(Record list):
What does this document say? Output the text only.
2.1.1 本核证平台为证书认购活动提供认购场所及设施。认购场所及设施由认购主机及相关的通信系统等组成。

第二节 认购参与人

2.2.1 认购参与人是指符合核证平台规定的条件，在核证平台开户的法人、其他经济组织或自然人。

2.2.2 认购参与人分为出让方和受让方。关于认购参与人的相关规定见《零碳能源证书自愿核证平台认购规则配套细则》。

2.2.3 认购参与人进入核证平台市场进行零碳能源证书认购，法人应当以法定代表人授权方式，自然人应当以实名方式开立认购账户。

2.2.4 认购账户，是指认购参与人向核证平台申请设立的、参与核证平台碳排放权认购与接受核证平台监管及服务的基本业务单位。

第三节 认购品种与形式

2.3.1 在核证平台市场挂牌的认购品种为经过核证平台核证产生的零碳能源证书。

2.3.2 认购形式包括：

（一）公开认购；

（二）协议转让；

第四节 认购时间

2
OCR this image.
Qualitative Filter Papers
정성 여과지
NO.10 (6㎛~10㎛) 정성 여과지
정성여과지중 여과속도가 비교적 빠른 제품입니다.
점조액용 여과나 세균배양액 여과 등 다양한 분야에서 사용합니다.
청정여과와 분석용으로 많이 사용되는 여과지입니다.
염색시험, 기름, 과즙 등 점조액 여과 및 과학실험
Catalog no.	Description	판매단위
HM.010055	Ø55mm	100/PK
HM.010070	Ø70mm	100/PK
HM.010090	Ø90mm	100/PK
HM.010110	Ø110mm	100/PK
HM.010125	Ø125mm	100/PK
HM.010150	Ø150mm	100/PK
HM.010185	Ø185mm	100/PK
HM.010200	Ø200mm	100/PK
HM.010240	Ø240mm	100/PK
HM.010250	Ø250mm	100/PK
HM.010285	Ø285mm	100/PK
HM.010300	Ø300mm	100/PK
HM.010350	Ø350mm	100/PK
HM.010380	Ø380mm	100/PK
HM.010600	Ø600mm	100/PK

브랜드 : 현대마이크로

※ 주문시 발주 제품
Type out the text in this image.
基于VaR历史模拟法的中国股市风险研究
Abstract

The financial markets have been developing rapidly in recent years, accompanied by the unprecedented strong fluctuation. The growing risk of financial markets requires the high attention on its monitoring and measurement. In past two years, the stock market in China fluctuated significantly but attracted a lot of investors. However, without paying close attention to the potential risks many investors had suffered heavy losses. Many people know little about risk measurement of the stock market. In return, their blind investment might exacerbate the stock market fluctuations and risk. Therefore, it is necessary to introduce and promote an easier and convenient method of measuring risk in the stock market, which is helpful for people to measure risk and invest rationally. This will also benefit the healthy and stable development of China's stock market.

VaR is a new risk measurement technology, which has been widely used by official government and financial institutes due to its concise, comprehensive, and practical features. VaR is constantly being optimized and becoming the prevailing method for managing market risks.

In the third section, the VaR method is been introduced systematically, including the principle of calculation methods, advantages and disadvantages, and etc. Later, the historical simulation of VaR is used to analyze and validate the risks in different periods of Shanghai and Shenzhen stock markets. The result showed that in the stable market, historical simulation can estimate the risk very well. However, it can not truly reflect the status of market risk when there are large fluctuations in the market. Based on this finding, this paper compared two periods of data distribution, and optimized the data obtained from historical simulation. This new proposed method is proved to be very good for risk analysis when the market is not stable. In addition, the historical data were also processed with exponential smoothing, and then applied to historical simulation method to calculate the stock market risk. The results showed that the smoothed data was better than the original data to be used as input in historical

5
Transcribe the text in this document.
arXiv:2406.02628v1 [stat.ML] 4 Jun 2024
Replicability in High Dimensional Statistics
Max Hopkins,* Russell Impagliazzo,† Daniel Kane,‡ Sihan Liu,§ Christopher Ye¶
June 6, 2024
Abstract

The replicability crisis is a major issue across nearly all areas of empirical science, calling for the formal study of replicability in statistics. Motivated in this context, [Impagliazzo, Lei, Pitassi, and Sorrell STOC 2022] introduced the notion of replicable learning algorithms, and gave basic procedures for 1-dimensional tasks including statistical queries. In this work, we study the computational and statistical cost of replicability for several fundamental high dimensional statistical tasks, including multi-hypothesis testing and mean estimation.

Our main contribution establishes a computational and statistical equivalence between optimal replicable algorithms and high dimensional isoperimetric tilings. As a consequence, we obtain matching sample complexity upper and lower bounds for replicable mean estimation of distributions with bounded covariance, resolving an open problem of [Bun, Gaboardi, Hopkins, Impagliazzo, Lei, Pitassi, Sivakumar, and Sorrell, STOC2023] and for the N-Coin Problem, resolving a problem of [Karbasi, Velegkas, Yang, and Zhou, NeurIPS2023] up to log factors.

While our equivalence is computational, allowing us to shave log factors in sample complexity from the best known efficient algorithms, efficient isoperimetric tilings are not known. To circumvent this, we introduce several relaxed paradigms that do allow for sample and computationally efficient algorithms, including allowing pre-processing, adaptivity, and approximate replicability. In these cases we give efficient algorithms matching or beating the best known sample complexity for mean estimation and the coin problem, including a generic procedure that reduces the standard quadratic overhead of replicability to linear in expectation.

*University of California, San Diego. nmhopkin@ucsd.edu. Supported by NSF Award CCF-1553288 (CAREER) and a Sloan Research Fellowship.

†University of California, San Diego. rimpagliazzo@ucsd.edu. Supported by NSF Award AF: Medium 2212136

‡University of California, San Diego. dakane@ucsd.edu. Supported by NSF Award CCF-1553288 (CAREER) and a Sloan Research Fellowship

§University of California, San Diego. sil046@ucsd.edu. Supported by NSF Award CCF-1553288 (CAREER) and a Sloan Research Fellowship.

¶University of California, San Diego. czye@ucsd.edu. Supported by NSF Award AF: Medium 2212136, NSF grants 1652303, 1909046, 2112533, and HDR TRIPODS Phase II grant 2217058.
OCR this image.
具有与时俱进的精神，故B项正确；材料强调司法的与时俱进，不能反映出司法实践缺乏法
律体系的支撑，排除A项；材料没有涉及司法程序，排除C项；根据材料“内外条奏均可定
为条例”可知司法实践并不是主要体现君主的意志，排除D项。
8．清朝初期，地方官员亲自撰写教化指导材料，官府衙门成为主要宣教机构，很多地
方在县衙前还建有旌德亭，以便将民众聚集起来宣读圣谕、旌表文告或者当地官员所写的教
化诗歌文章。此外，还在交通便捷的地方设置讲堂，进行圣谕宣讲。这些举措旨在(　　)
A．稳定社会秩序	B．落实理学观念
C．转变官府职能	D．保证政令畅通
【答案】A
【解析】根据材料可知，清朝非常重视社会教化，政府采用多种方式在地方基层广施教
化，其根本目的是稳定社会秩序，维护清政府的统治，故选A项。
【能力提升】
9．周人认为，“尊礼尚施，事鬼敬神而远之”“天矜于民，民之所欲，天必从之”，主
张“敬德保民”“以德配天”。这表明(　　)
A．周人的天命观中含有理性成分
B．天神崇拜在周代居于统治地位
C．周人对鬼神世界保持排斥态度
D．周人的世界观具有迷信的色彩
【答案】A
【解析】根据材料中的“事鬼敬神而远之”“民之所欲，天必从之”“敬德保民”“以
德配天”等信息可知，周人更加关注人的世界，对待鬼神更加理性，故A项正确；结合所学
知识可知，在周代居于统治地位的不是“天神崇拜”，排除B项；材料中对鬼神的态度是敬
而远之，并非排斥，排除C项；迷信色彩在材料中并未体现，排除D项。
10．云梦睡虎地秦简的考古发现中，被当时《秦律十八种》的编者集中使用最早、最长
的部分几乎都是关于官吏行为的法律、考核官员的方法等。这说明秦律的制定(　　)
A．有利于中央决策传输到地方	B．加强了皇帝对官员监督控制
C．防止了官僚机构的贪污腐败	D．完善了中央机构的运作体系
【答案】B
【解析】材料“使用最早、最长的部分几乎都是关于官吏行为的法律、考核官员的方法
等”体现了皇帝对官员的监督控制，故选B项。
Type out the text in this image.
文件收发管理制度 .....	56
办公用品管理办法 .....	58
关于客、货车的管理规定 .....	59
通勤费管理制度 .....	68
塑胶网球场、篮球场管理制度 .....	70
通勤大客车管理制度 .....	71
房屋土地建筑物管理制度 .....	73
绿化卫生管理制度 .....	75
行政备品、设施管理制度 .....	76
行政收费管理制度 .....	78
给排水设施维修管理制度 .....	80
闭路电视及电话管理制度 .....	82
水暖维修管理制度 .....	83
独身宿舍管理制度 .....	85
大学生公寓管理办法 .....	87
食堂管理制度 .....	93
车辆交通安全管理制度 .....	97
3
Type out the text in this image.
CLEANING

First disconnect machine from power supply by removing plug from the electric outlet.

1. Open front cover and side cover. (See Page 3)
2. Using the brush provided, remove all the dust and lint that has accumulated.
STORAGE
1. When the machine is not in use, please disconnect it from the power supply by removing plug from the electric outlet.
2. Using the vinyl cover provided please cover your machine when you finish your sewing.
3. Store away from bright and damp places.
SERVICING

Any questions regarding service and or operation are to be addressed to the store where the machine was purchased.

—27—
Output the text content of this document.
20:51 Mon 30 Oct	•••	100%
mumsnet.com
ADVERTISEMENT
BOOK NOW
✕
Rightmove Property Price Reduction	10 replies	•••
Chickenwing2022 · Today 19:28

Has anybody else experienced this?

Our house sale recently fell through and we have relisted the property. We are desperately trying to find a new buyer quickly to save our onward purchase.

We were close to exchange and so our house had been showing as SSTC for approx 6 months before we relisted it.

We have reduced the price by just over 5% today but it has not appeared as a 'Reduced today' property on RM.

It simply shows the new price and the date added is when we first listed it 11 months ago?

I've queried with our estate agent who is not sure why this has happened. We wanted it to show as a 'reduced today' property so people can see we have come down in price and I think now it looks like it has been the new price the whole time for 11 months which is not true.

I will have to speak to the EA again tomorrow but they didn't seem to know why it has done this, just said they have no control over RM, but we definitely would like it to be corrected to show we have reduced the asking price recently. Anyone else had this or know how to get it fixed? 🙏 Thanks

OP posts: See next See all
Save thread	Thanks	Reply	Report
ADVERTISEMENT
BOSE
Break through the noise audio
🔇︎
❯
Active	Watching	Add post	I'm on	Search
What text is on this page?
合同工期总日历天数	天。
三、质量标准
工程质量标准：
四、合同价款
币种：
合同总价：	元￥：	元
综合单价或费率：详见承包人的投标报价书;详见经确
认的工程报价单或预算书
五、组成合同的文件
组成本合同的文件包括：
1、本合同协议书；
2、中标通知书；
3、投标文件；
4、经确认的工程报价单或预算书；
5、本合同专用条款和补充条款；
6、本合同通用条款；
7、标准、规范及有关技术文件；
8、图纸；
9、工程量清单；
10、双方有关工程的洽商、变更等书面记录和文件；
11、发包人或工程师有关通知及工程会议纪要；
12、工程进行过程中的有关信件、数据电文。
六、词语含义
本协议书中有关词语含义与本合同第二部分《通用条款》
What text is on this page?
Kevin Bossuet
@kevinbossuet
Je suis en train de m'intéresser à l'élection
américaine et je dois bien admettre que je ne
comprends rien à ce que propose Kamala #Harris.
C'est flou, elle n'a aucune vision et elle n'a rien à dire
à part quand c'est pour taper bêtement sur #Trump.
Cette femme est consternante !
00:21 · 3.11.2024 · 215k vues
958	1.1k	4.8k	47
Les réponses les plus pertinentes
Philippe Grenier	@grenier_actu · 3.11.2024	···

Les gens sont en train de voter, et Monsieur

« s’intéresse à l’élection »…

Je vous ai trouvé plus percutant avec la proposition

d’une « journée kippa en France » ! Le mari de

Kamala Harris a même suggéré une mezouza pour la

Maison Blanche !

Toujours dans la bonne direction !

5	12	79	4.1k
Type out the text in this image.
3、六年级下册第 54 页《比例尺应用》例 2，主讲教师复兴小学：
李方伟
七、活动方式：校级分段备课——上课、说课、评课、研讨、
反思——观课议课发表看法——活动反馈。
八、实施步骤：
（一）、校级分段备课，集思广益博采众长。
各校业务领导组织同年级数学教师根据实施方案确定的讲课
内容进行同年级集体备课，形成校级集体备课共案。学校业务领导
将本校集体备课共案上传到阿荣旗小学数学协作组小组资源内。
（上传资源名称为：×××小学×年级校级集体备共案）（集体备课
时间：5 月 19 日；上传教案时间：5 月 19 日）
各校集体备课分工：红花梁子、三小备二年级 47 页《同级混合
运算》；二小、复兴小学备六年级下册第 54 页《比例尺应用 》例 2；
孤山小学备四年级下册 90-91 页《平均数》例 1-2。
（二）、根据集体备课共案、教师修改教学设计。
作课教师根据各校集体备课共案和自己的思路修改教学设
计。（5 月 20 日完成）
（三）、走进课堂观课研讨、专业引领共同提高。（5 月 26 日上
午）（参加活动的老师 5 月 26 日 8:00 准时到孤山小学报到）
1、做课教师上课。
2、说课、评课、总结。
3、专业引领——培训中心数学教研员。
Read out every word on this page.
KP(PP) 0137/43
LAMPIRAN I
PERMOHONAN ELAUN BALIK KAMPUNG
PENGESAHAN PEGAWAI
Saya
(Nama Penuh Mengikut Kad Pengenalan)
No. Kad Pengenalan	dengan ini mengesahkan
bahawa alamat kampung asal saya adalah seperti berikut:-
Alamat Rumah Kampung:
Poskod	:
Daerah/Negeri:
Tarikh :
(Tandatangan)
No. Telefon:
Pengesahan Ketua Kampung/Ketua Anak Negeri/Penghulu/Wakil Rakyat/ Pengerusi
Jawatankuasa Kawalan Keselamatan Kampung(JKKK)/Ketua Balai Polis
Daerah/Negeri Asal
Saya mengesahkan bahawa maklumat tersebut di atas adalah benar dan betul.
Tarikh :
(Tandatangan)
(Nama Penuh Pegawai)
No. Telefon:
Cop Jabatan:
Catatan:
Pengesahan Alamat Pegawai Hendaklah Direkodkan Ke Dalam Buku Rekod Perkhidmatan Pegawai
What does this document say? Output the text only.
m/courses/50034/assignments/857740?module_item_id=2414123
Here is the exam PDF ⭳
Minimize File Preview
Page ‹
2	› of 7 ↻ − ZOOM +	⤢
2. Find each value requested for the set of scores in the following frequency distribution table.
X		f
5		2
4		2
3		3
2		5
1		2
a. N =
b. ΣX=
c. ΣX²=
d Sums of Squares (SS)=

(Objective):
Track down every line of the material containing the string "just", and copy it.

(Final answer):
We have reduced the price by just over 5% today but it has not appeared as a 'Reduced today' property on RM.
I will have to speak to the EA again tomorrow but they didn't seem to know why it has done this, just said they have no control over RM, but we definitely would like it to be corrected to show we have reduced the asking price recently. Anyone else had this or know how to get it fixed? 🙏 Thanks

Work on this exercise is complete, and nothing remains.